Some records

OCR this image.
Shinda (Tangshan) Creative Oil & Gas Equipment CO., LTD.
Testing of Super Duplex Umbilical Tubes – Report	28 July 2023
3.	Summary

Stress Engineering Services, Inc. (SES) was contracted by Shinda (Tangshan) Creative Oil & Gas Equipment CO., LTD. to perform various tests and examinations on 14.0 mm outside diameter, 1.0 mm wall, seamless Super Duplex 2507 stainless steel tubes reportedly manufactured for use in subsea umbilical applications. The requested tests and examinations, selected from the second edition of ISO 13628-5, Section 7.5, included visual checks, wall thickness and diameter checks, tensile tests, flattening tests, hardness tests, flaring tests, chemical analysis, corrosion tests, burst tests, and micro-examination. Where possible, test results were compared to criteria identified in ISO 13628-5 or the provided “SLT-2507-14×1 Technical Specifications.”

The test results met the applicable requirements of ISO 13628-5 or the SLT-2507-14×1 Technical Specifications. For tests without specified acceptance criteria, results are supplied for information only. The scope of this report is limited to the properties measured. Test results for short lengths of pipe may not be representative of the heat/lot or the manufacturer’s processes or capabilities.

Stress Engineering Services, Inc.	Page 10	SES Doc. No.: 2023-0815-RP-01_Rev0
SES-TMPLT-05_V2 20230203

**What the exercise asks**
Working from the material above, retype it in its entirety without change.

**Result of the exercise**
OCR this image.
Shinda (Tangshan) Creative Oil & Gas Equipment CO., LTD.
Testing of Super Duplex Umbilical Tubes – Report	28 July 2023
3.	Summary

Stress Engineering Services, Inc. (SES) was contracted by Shinda (Tangshan) Creative Oil & Gas Equipment CO., LTD. to perform various tests and examinations on 14.0 mm outside diameter, 1.0 mm wall, seamless Super Duplex 2507 stainless steel tubes reportedly manufactured for use in subsea umbilical applications. The requested tests and examinations, selected from the second edition of ISO 13628-5, Section 7.5, included visual checks, wall thickness and diameter checks, tensile tests, flattening tests, hardness tests, flaring tests, chemical analysis, corrosion tests, burst tests, and micro-examination. Where possible, test results were compared to criteria identified in ISO 13628-5 or the provided “SLT-2507-14×1 Technical Specifications.”

The test results met the applicable requirements of ISO 13628-5 or the SLT-2507-14×1 Technical Specifications. For tests without specified acceptance criteria, results are supplied for information only. The scope of this report is limited to the properties measured. Test results for short lengths of pipe may not be representative of the heat/lot or the manufacturer’s processes or capabilities.

Stress Engineering Services, Inc.	Page 10	SES Doc. No.: 2023-0815-RP-01_Rev0
SES-TMPLT-05_V2 20230203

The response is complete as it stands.